* **Exercise**:
Reproduce the entries exactly.

* **Data records**:

^^^^^^^^^^^^^^^^

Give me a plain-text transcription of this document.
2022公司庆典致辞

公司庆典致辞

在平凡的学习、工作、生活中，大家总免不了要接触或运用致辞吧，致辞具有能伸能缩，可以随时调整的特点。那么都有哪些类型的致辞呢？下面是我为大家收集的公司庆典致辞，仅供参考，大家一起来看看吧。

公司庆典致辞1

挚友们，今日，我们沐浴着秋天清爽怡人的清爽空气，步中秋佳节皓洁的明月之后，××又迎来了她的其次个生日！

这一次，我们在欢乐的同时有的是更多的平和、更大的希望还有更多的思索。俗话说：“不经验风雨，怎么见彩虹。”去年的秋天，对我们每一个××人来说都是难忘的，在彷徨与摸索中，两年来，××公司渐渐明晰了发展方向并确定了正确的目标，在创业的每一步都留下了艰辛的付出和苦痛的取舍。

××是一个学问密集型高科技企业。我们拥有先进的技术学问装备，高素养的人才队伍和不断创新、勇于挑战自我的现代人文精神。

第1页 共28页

^^^^^^^^^^^^^^^^

* **The reply**:
Give me a plain-text transcription of this document.
2022公司庆典致辞

公司庆典致辞

在平凡的学习、工作、生活中，大家总免不了要接触或运用致辞吧，致辞具有能伸能缩，可以随时调整的特点。那么都有哪些类型的致辞呢？下面是我为大家收集的公司庆典致辞，仅供参考，大家一起来看看吧。

公司庆典致辞1

挚友们，今日，我们沐浴着秋天清爽怡人的清爽空气，步中秋佳节皓洁的明月之后，××又迎来了她的其次个生日！

这一次，我们在欢乐的同时有的是更多的平和、更大的希望还有更多的思索。俗话说：“不经验风雨，怎么见彩虹。”去年的秋天，对我们每一个××人来说都是难忘的，在彷徨与摸索中，两年来，××公司渐渐明晰了发展方向并确定了正确的目标，在创业的每一步都留下了艰辛的付出和苦痛的取舍。

××是一个学问密集型高科技企业。我们拥有先进的技术学问装备，高素养的人才队伍和不断创新、勇于挑战自我的现代人文精神。

第1页 共28页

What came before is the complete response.